**Exercise objective**
Copy each record exactly as it reads, leaving out any pictures it holds.

**Records shown**
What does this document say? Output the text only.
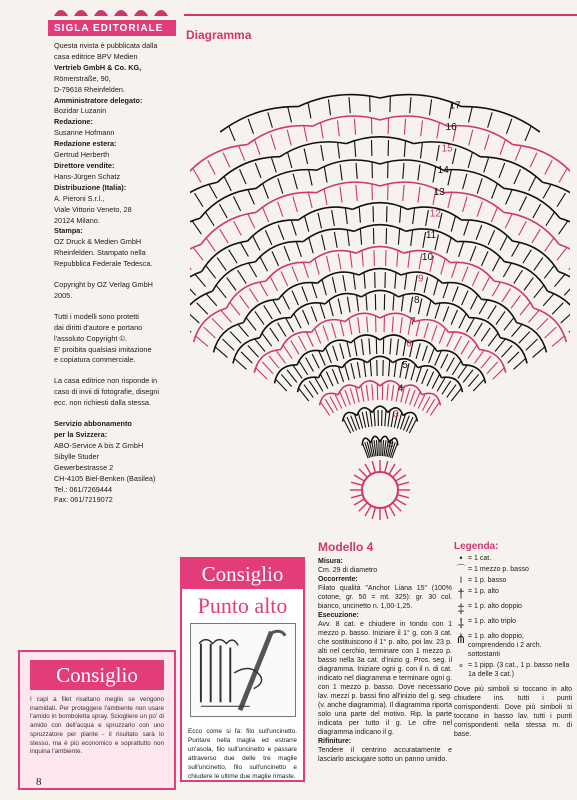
SIGLA EDITORIALE

Questa rivista è pubblicata dalla

casa editrice BPV Medien

Vertrieb GmbH & Co. KG,

Römerstraße, 90,

D-79618 Rheinfelden.

Amministratore delegato:

Bozidar Luzanin

Redazione:

Susanne Hofmann

Redazione estera:

Gertrud Herberth

Direttore vendite:

Hans-Jürgen Schatz

Distribuzione (Italia):

A. Pieroni S.r.l.,

Viale Vittorio Veneto, 28

20124 Milano.

Stampa:

OZ Druck & Medien GmbH

Rheinfelden. Stampato nella

Repubblica Federale Tedesca.

Copyright by OZ Verlag GmbH

2005.

Tutti i modelli sono protetti

dai diritti d'autore e portano

l'assoluto Copyright ©.

E' proibita qualsiasi imitazione

e copiatura commerciale.

La casa editrice non risponde in

caso di invii di fotografie, disegni

ecc. non richiesti dalla stessa.

Servizio abbonamento

per la Svizzera:

ABO-Service A bis Z GmbH

Sibylle Studer

Gewerbestrasse 2

CH-4105 Biel-Benken (Basilea)

Tel.: 061/7269444

Fax: 061/7219072

Diagramma
2
3
4
5
6
7
8
9
10
11
12
13
14
15
16
17
Consiglio
Punto alto
Ecco come si fa: filo sull'uncinetto. Puntare nella maglia ed estrarre un'asola, filo sull'uncinetto e passare attraverso due delle tre maglie sull'uncinetto, filo sull'uncinetto e chiudere le ultime due maglie rimaste.
Consiglio
I capi a filet risaltano meglio se vengono inamidati. Per proteggere l'ambiente non usare l'amido in bomboletta spray. Sciogliere un po' di amido con dell'acqua e spruzzarlo con uno spruzzatore per piante - il risultato sarà lo stesso, ma è più economico e soprattutto non inquina l'ambiente.
8
Modello 4
Misura:
Cm. 29 di diametro
Occorrente:
Filato qualità "Anchor Liana 15" (100% cotone, gr. 50 = mt. 325): gr. 30 col. bianco, uncinetto n. 1,00-1,25.
Esecuzione:
Avv. 8 cat. e chiudere in tondo con 1 mezzo p. basso. Iniziare il 1° g. con 3 cat. che sostituiscono il 1° p. alto, poi lav. 23 p. alti nel cerchio, terminare con 1 mezzo p. basso nella 3a cat. d'inizio g. Pros. seg. il diagramma. Iniziare ogni g. con il n. di cat. indicato nel diagramma e terminare ogni g. con 1 mezzo p. basso. Dove necessario lav. mezzi p. bassi fino all'inizio del g. seg. (v. anche diagramma). Il diagramma riporta solo una parte del motivo. Rip. la parte indicata per tutto il g. Le cifre nel diagramma indicano il g.
Rifiniture:
Tendere il centrino accuratamente e lasciarlo asciugare sotto un panno umido.
Legenda:
• = 1 cat.
⌒ = 1 mezzo p. basso
I = 1 p. basso
† = 1 p. alto
‡ = 1 p. alto doppio
⸸ = 1 p. alto triplo
⋔ = 1 p. alto doppio, comprendendo i 2 arch. sottostanti
∘ = 1 pipp. (3 cat., 1 p. basso nella 1a delle 3 cat.)
Dove più simboli si toccano in alto chiudere ins. tutti i punti corrispondenti. Dove più simboli si toccano in basso lav. tutti i punti corrispondenti nella stessa m. di base.
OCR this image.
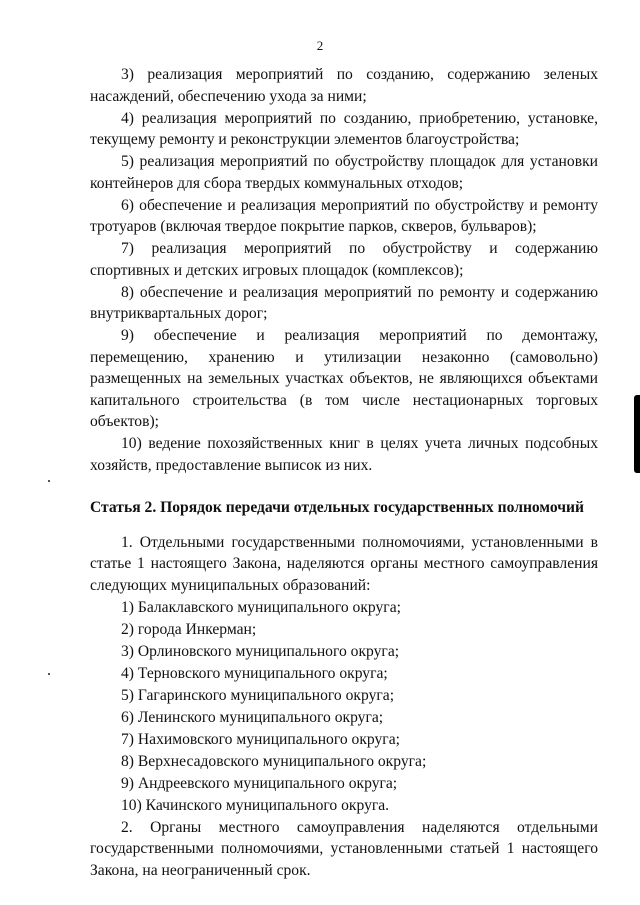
2

3) реализация мероприятий по созданию, содержанию зеленых насаждений, обеспечению ухода за ними;

4) реализация мероприятий по созданию, приобретению, установке, текущему ремонту и реконструкции элементов благоустройства;

5) реализация мероприятий по обустройству площадок для установки контейнеров для сбора твердых коммунальных отходов;

6) обеспечение и реализация мероприятий по обустройству и ремонту тротуаров (включая твердое покрытие парков, скверов, бульваров);

7) реализация мероприятий по обустройству и содержанию спортивных и детских игровых площадок (комплексов);

8) обеспечение и реализация мероприятий по ремонту и содержанию внутриквартальных дорог;

9) обеспечение и реализация мероприятий по демонтажу, перемещению, хранению и утилизации незаконно (самовольно) размещенных на земельных участках объектов, не являющихся объектами капитального строительства (в том числе нестационарных торговых объектов);

10) ведение похозяйственных книг в целях учета личных подсобных хозяйств, предоставление выписок из них.

Статья 2. Порядок передачи отдельных государственных полномочий

1. Отдельными государственными полномочиями, установленными в статье 1 настоящего Закона, наделяются органы местного самоуправления следующих муниципальных образований:

1) Балаклавского муниципального округа;

2) города Инкерман;

3) Орлиновского муниципального округа;

4) Терновского муниципального округа;

5) Гагаринского муниципального округа;

6) Ленинского муниципального округа;

7) Нахимовского муниципального округа;

8) Верхнесадовского муниципального округа;

9) Андреевского муниципального округа;

10) Качинского муниципального округа.

2. Органы местного самоуправления наделяются отдельными государственными полномочиями, установленными статьей 1 настоящего Закона, на неограниченный срок.
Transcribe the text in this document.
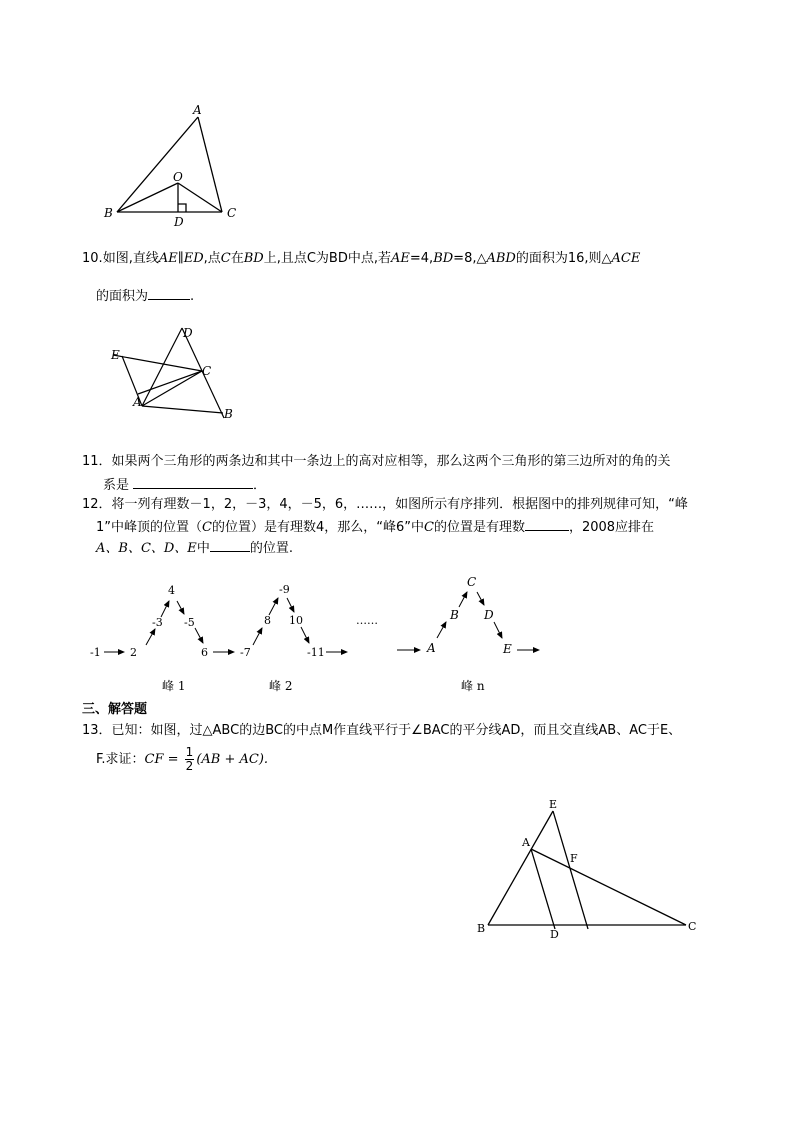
A
O
B
D
C
10.如图,直线AE∥ED,点C在BD上,且点C为BD中点,若AE=4,BD=8,△ABD的面积为16,则△ACE
的面积为	.
D
E
C
A
B
11．如果两个三角形的两条边和其中一条边上的高对应相等，那么这两个三角形的第三边所对的角的关
系是	．
12．将一列有理数－1，2，－3，4，－5，6，……，如图所示有序排列．根据图中的排列规律可知，“峰
1”中峰顶的位置（C的位置）是有理数4，那么，“峰6”中C的位置是有理数	，2008应排在
A、B、C、D、E中	的位置.
-1	2
-3
4
-5
6	-7
8
-9
10
-11
……
A
B
C
D
E
峰 1	峰 2	峰 n
三、解答题
13．已知：如图，过△ABC的边BC的中点M作直线平行于∠BAC的平分线AD，而且交直线AB、AC于E、
F.求证：CF = $\frac{1}{2} (AB + AC)$.
E
A
F
B	D
C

**Result below**
What does this document say? Output the text only.
SIGLA EDITORIALE

Questa rivista è pubblicata dalla

casa editrice BPV Medien

Vertrieb GmbH & Co. KG,

Römerstraße, 90,

D-79618 Rheinfelden.

Amministratore delegato:

Bozidar Luzanin

Redazione:

Susanne Hofmann

Redazione estera:

Gertrud Herberth

Direttore vendite:

Hans-Jürgen Schatz

Distribuzione (Italia):

A. Pieroni S.r.l.,

Viale Vittorio Veneto, 28

20124 Milano.

Stampa:

OZ Druck & Medien GmbH

Rheinfelden. Stampato nella

Repubblica Federale Tedesca.

Copyright by OZ Verlag GmbH

2005.

Tutti i modelli sono protetti

dai diritti d'autore e portano

l'assoluto Copyright ©.

E' proibita qualsiasi imitazione

e copiatura commerciale.

La casa editrice non risponde in

caso di invii di fotografie, disegni

ecc. non richiesti dalla stessa.

Servizio abbonamento

per la Svizzera:

ABO-Service A bis Z GmbH

Sibylle Studer

Gewerbestrasse 2

CH-4105 Biel-Benken (Basilea)

Tel.: 061/7269444

Fax: 061/7219072

Diagramma
2
3
4
5
6
7
8
9
10
11
12
13
14
15
16
17
Consiglio
Punto alto
Ecco come si fa: filo sull'uncinetto. Puntare nella maglia ed estrarre un'asola, filo sull'uncinetto e passare attraverso due delle tre maglie sull'uncinetto, filo sull'uncinetto e chiudere le ultime due maglie rimaste.
Consiglio
I capi a filet risaltano meglio se vengono inamidati. Per proteggere l'ambiente non usare l'amido in bomboletta spray. Sciogliere un po' di amido con dell'acqua e spruzzarlo con uno spruzzatore per piante - il risultato sarà lo stesso, ma è più economico e soprattutto non inquina l'ambiente.
8
Modello 4
Misura:
Cm. 29 di diametro
Occorrente:
Filato qualità "Anchor Liana 15" (100% cotone, gr. 50 = mt. 325): gr. 30 col. bianco, uncinetto n. 1,00-1,25.
Esecuzione:
Avv. 8 cat. e chiudere in tondo con 1 mezzo p. basso. Iniziare il 1° g. con 3 cat. che sostituiscono il 1° p. alto, poi lav. 23 p. alti nel cerchio, terminare con 1 mezzo p. basso nella 3a cat. d'inizio g. Pros. seg. il diagramma. Iniziare ogni g. con il n. di cat. indicato nel diagramma e terminare ogni g. con 1 mezzo p. basso. Dove necessario lav. mezzi p. bassi fino all'inizio del g. seg. (v. anche diagramma). Il diagramma riporta solo una parte del motivo. Rip. la parte indicata per tutto il g. Le cifre nel diagramma indicano il g.
Rifiniture:
Tendere il centrino accuratamente e lasciarlo asciugare sotto un panno umido.
Legenda:
• = 1 cat.
⌒ = 1 mezzo p. basso
I = 1 p. basso
† = 1 p. alto
‡ = 1 p. alto doppio
⸸ = 1 p. alto triplo
⋔ = 1 p. alto doppio, comprendendo i 2 arch. sottostanti
∘ = 1 pipp. (3 cat., 1 p. basso nella 1a delle 3 cat.)
Dove più simboli si toccano in alto chiudere ins. tutti i punti corrispondenti. Dove più simboli si toccano in basso lav. tutti i punti corrispondenti nella stessa m. di base.
OCR this image.
2

3) реализация мероприятий по созданию, содержанию зеленых насаждений, обеспечению ухода за ними;

4) реализация мероприятий по созданию, приобретению, установке, текущему ремонту и реконструкции элементов благоустройства;

5) реализация мероприятий по обустройству площадок для установки контейнеров для сбора твердых коммунальных отходов;

6) обеспечение и реализация мероприятий по обустройству и ремонту тротуаров (включая твердое покрытие парков, скверов, бульваров);

7) реализация мероприятий по обустройству и содержанию спортивных и детских игровых площадок (комплексов);

8) обеспечение и реализация мероприятий по ремонту и содержанию внутриквартальных дорог;

9) обеспечение и реализация мероприятий по демонтажу, перемещению, хранению и утилизации незаконно (самовольно) размещенных на земельных участках объектов, не являющихся объектами капитального строительства (в том числе нестационарных торговых объектов);

10) ведение похозяйственных книг в целях учета личных подсобных хозяйств, предоставление выписок из них.

Статья 2. Порядок передачи отдельных государственных полномочий

1. Отдельными государственными полномочиями, установленными в статье 1 настоящего Закона, наделяются органы местного самоуправления следующих муниципальных образований:

1) Балаклавского муниципального округа;

2) города Инкерман;

3) Орлиновского муниципального округа;

4) Терновского муниципального округа;

5) Гагаринского муниципального округа;

6) Ленинского муниципального округа;

7) Нахимовского муниципального округа;

8) Верхнесадовского муниципального округа;

9) Андреевского муниципального округа;

10) Качинского муниципального округа.

2. Органы местного самоуправления наделяются отдельными государственными полномочиями, установленными статьей 1 настоящего Закона, на неограниченный срок.
Transcribe the text in this document.
A
O
B
D
C
10.如图,直线AE∥ED,点C在BD上,且点C为BD中点,若AE=4,BD=8,△ABD的面积为16,则△ACE
的面积为	.
D
E
C
A
B
11．如果两个三角形的两条边和其中一条边上的高对应相等，那么这两个三角形的第三边所对的角的关
系是	．
12．将一列有理数－1，2，－3，4，－5，6，……，如图所示有序排列．根据图中的排列规律可知，“峰
1”中峰顶的位置（C的位置）是有理数4，那么，“峰6”中C的位置是有理数	，2008应排在
A、B、C、D、E中	的位置.
-1	2
-3
4
-5
6	-7
8
-9
10
-11
……
A
B
C
D
E
峰 1	峰 2	峰 n
三、解答题
13．已知：如图，过△ABC的边BC的中点M作直线平行于∠BAC的平分线AD，而且交直线AB、AC于E、
F.求证：CF = $\frac{1}{2} (AB + AC)$.
E
A
F
B	D
C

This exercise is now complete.